Why AI SOC Agents Fail and Why Crogl is Free

MM

Monzy Merza

Co-Founder and CEO, Crogl

No one needs another AI SOC agent. Crogl, Free AI for Enterprise Security.

The industry is currently flooded with "AI SOC agents" that are largely overhyped and fail to function in real-world operational environments. Most of these tools are designed for demos. They don't work in complex environments. To make matters worse, vendors have weaponized the procurement process, forcing teams through weeks of sales calls just to see if a tool works. We are ending that today.

The Failure of Overhyped AI SOC Agents

Marketing teams promise "autonomous agents" that will replace tier-1 analysts. In practice, these agents break the moment they hit fragmented data lakes, non-normalized schemas or product security requirements. Our research shows that while the average SOC processes 4,330 alerts per day, overhyped AI tools often add more noise than they clear, leaving 63% of alerts unaddressed because they lack the operational depth required for true enterprise security.

=====

What you need to do –
a - In the passage on AI SOC agents, how many alerts does the average SOC process per day?
b - Transcribe everything in the passage on AI SOC agents from "Why AI SOC Agents" down to "ending that today.".

Record list –

=====

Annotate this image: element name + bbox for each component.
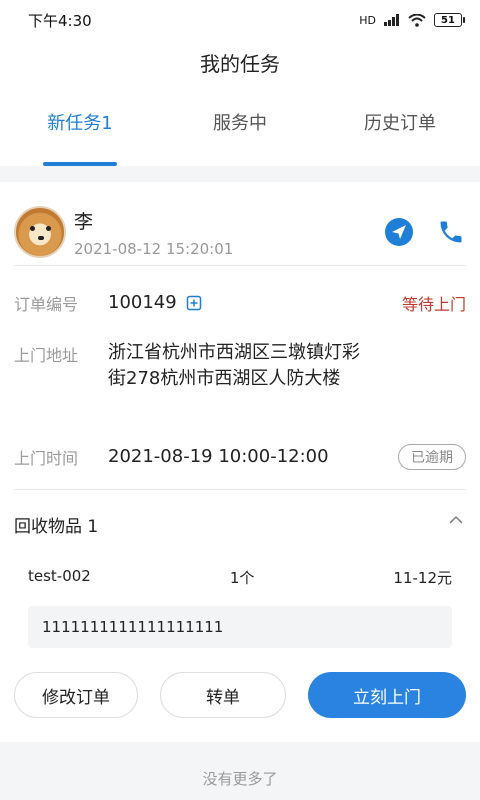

=====

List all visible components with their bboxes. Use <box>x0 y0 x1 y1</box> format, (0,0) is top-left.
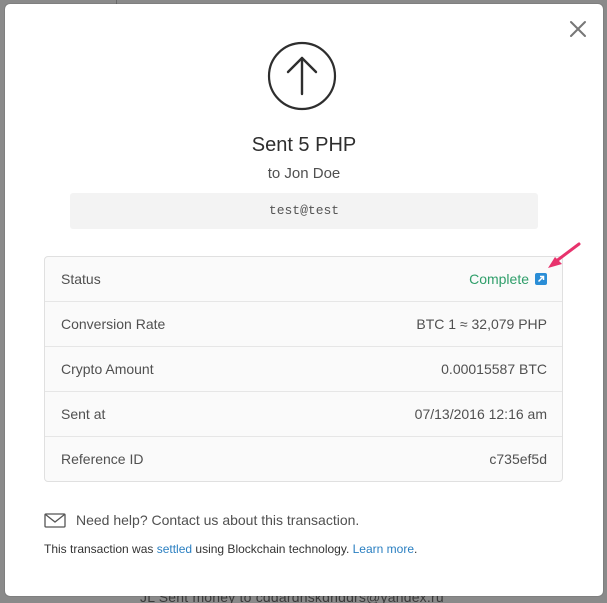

=====

Results for the exercise –
a - 4,330 alerts per day.

b -
Why AI SOC Agents Fail and Why Crogl is Free

MM

Monzy Merza

Co-Founder and CEO, Crogl

No one needs another AI SOC agent. Crogl, Free AI for Enterprise Security.

The industry is currently flooded with "AI SOC agents" that are largely overhyped and fail to function in real-world operational environments. Most of these tools are designed for demos. They don't work in complex environments. To make matters worse, vendors have weaponized the procurement process, forcing teams through weeks of sales calls just to see if a tool works. We are ending that today.